◆ Records for the task:
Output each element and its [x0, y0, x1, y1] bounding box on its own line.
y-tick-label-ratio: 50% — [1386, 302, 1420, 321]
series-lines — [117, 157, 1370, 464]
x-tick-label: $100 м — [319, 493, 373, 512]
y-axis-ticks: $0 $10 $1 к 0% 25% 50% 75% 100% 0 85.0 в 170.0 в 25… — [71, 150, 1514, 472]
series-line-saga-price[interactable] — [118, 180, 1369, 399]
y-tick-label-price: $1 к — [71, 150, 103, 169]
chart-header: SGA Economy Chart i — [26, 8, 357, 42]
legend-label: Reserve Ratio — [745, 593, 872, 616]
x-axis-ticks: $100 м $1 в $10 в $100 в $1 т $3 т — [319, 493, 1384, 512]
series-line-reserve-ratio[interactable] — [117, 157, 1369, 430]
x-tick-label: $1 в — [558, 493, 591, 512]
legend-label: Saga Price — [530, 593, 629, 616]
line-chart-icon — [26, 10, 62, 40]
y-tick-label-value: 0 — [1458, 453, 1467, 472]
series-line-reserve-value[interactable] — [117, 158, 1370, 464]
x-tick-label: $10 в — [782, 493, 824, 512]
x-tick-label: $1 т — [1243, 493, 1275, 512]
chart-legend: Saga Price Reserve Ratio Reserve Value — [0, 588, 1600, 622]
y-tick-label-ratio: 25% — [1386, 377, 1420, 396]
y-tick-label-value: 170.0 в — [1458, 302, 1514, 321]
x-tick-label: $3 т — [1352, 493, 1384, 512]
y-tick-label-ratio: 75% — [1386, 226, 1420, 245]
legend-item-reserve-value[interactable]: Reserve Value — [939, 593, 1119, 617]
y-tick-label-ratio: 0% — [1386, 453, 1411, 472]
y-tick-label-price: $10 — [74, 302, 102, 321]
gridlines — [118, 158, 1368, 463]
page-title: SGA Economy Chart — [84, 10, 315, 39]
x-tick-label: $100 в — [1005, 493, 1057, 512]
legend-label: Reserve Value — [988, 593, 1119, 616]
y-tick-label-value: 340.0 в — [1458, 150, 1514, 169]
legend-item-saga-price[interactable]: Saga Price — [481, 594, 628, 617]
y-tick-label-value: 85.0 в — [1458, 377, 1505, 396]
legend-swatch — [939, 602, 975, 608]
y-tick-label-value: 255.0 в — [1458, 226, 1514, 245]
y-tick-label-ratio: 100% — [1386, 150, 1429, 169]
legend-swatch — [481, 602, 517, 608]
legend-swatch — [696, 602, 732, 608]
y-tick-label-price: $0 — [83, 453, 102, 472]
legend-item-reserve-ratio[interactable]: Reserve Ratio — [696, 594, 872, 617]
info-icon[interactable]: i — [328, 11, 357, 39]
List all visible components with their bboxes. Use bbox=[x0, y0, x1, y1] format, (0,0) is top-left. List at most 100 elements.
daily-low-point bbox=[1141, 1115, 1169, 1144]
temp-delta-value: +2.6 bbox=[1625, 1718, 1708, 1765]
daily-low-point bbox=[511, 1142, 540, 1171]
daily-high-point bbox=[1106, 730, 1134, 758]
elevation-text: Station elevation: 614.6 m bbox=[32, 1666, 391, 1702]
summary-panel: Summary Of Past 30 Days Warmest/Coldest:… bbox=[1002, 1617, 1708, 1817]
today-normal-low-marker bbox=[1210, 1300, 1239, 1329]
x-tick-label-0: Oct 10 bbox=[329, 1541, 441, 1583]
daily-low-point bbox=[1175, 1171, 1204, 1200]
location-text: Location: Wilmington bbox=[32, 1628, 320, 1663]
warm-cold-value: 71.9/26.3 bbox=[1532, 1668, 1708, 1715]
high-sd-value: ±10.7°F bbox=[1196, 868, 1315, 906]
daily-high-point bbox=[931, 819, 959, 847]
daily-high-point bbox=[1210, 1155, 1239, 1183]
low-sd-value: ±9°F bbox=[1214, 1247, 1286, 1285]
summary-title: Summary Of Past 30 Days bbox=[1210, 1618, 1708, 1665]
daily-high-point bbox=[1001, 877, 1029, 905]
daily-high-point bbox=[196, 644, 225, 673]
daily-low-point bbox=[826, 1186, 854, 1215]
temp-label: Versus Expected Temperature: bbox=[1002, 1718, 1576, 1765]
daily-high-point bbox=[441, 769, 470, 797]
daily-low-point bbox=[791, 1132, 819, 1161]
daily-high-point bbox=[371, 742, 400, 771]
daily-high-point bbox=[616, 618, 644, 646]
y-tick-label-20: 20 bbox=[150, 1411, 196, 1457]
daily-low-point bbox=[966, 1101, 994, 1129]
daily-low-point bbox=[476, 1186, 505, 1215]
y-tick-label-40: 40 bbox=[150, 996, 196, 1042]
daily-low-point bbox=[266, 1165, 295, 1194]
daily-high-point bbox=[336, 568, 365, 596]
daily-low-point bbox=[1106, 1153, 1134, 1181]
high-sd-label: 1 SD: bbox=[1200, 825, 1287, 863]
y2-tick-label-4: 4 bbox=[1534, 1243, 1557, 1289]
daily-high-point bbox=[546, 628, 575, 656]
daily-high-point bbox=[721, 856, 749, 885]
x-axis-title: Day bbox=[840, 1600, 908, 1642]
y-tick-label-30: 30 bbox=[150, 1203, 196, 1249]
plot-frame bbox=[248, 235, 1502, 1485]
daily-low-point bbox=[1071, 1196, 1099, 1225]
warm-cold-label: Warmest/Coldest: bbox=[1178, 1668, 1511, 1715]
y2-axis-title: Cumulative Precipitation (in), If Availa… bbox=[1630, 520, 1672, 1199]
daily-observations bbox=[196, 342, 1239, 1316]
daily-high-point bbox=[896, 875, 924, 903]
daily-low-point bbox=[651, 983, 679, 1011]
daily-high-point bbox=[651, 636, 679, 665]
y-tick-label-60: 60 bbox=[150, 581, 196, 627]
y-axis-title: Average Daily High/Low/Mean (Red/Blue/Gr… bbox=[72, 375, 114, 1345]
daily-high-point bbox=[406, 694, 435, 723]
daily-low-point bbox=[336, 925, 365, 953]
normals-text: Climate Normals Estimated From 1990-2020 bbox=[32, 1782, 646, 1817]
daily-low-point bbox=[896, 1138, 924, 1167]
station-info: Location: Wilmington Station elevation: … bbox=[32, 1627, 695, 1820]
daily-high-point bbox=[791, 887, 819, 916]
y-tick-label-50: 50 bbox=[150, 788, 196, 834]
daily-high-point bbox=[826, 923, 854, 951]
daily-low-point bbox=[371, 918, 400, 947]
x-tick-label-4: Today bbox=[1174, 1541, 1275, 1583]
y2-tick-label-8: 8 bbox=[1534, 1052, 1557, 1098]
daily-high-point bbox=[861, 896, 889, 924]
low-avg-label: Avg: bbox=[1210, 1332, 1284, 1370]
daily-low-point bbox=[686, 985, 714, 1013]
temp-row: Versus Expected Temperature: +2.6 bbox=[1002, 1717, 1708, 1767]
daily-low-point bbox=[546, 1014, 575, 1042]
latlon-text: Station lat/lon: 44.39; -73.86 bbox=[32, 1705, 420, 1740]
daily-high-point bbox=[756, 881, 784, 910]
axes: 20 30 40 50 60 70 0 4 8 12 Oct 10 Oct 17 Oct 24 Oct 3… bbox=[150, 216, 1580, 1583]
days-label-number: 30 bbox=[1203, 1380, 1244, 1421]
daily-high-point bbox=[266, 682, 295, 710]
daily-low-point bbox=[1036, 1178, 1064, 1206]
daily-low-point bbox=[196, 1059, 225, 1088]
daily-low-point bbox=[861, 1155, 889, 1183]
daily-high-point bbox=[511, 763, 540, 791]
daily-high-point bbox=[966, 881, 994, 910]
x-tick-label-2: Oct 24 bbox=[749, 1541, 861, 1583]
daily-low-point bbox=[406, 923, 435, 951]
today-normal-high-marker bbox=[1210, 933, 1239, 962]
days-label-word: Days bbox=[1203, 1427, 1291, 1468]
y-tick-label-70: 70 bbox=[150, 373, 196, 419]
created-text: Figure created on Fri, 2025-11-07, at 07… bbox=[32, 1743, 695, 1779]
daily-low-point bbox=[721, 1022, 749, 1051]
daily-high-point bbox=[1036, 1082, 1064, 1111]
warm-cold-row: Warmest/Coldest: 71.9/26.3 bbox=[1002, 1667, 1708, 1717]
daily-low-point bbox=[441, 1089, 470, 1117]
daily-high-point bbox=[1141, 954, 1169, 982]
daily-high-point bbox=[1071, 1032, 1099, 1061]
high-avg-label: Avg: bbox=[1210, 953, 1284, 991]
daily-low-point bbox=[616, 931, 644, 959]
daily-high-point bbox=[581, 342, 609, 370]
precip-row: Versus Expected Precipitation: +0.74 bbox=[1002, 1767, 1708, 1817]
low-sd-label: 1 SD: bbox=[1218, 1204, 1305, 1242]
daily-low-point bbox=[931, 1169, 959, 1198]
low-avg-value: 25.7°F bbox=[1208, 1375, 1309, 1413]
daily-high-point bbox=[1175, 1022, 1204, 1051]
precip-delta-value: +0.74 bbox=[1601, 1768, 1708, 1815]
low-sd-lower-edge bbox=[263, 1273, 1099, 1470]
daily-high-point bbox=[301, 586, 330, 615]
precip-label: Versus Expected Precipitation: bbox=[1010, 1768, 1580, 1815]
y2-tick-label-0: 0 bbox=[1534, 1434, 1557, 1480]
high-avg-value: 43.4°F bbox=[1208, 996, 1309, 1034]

◆ Task brief:
Quote the records word for word, from the first line through the line containing "y-tick-label-price: $1 к", including both of those lines.

◆ Response to the task:
Output each element and its [x0, y0, x1, y1] bounding box on its own line.
y-tick-label-ratio: 50% — [1386, 302, 1420, 321]
series-lines — [117, 157, 1370, 464]
x-tick-label: $100 м — [319, 493, 373, 512]
y-axis-ticks: $0 $10 $1 к 0% 25% 50% 75% 100% 0 85.0 в 170.0 в 25… — [71, 150, 1514, 472]
series-line-saga-price[interactable] — [118, 180, 1369, 399]
y-tick-label-price: $1 к — [71, 150, 103, 169]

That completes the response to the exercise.